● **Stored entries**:

-*-*-

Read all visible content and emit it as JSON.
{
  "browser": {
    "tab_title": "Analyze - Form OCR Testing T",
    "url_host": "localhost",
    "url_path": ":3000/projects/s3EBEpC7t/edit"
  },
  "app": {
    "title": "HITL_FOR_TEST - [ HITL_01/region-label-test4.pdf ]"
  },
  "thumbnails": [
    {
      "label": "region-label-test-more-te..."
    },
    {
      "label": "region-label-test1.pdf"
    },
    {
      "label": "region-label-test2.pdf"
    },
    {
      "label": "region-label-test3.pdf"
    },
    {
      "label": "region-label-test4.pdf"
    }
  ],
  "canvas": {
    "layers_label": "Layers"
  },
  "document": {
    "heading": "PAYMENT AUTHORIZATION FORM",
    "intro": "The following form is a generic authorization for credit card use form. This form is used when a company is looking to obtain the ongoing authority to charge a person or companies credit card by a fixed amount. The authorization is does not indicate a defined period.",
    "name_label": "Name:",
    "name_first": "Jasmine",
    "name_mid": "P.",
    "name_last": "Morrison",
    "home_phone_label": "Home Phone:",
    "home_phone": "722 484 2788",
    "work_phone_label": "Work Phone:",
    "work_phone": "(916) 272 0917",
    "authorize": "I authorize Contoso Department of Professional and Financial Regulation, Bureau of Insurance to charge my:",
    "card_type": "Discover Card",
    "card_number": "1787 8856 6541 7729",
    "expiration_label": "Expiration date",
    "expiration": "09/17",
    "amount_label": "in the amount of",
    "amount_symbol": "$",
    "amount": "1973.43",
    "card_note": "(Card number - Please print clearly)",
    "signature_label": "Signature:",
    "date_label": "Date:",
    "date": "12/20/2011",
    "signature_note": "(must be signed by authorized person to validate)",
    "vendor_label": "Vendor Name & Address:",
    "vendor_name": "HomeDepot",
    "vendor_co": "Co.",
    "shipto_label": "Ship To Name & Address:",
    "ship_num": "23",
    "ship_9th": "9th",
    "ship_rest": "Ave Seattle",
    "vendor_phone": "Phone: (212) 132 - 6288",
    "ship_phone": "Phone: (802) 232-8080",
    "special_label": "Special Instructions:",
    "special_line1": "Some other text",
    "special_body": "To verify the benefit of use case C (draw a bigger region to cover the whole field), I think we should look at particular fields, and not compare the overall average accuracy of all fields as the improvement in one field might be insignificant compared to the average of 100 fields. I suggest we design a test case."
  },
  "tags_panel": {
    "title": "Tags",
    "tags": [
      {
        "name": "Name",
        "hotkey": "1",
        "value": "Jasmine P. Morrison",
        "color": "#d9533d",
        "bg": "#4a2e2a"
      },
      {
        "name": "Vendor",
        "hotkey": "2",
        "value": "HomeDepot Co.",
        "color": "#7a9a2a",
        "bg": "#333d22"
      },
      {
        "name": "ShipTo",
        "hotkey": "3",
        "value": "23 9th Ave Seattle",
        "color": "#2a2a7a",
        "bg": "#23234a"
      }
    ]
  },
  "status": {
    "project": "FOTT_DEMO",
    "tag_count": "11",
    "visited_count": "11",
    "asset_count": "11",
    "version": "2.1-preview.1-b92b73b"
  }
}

-*-*-

● **WHAT YOU HAVE TO DO**: Take the lines above and retype all of them exactly.

● **RESULT OF THIS EXERCISE**:
Read all visible content and emit it as JSON.
{
  "browser": {
    "tab_title": "Analyze - Form OCR Testing T",
    "url_host": "localhost",
    "url_path": ":3000/projects/s3EBEpC7t/edit"
  },
  "app": {
    "title": "HITL_FOR_TEST - [ HITL_01/region-label-test4.pdf ]"
  },
  "thumbnails": [
    {
      "label": "region-label-test-more-te..."
    },
    {
      "label": "region-label-test1.pdf"
    },
    {
      "label": "region-label-test2.pdf"
    },
    {
      "label": "region-label-test3.pdf"
    },
    {
      "label": "region-label-test4.pdf"
    }
  ],
  "canvas": {
    "layers_label": "Layers"
  },
  "document": {
    "heading": "PAYMENT AUTHORIZATION FORM",
    "intro": "The following form is a generic authorization for credit card use form. This form is used when a company is looking to obtain the ongoing authority to charge a person or companies credit card by a fixed amount. The authorization is does not indicate a defined period.",
    "name_label": "Name:",
    "name_first": "Jasmine",
    "name_mid": "P.",
    "name_last": "Morrison",
    "home_phone_label": "Home Phone:",
    "home_phone": "722 484 2788",
    "work_phone_label": "Work Phone:",
    "work_phone": "(916) 272 0917",
    "authorize": "I authorize Contoso Department of Professional and Financial Regulation, Bureau of Insurance to charge my:",
    "card_type": "Discover Card",
    "card_number": "1787 8856 6541 7729",
    "expiration_label": "Expiration date",
    "expiration": "09/17",
    "amount_label": "in the amount of",
    "amount_symbol": "$",
    "amount": "1973.43",
    "card_note": "(Card number - Please print clearly)",
    "signature_label": "Signature:",
    "date_label": "Date:",
    "date": "12/20/2011",
    "signature_note": "(must be signed by authorized person to validate)",
    "vendor_label": "Vendor Name & Address:",
    "vendor_name": "HomeDepot",
    "vendor_co": "Co.",
    "shipto_label": "Ship To Name & Address:",
    "ship_num": "23",
    "ship_9th": "9th",
    "ship_rest": "Ave Seattle",
    "vendor_phone": "Phone: (212) 132 - 6288",
    "ship_phone": "Phone: (802) 232-8080",
    "special_label": "Special Instructions:",
    "special_line1": "Some other text",
    "special_body": "To verify the benefit of use case C (draw a bigger region to cover the whole field), I think we should look at particular fields, and not compare the overall average accuracy of all fields as the improvement in one field might be insignificant compared to the average of 100 fields. I suggest we design a test case."
  },
  "tags_panel": {
    "title": "Tags",
    "tags": [
      {
        "name": "Name",
        "hotkey": "1",
        "value": "Jasmine P. Morrison",
        "color": "#d9533d",
        "bg": "#4a2e2a"
      },
      {
        "name": "Vendor",
        "hotkey": "2",
        "value": "HomeDepot Co.",
        "color": "#7a9a2a",
        "bg": "#333d22"
      },
      {
        "name": "ShipTo",
        "hotkey": "3",
        "value": "23 9th Ave Seattle",
        "color": "#2a2a7a",
        "bg": "#23234a"
      }
    ]
  },
  "status": {
    "project": "FOTT_DEMO",
    "tag_count": "11",
    "visited_count": "11",
    "asset_count": "11",
    "version": "2.1-preview.1-b92b73b"
  }
}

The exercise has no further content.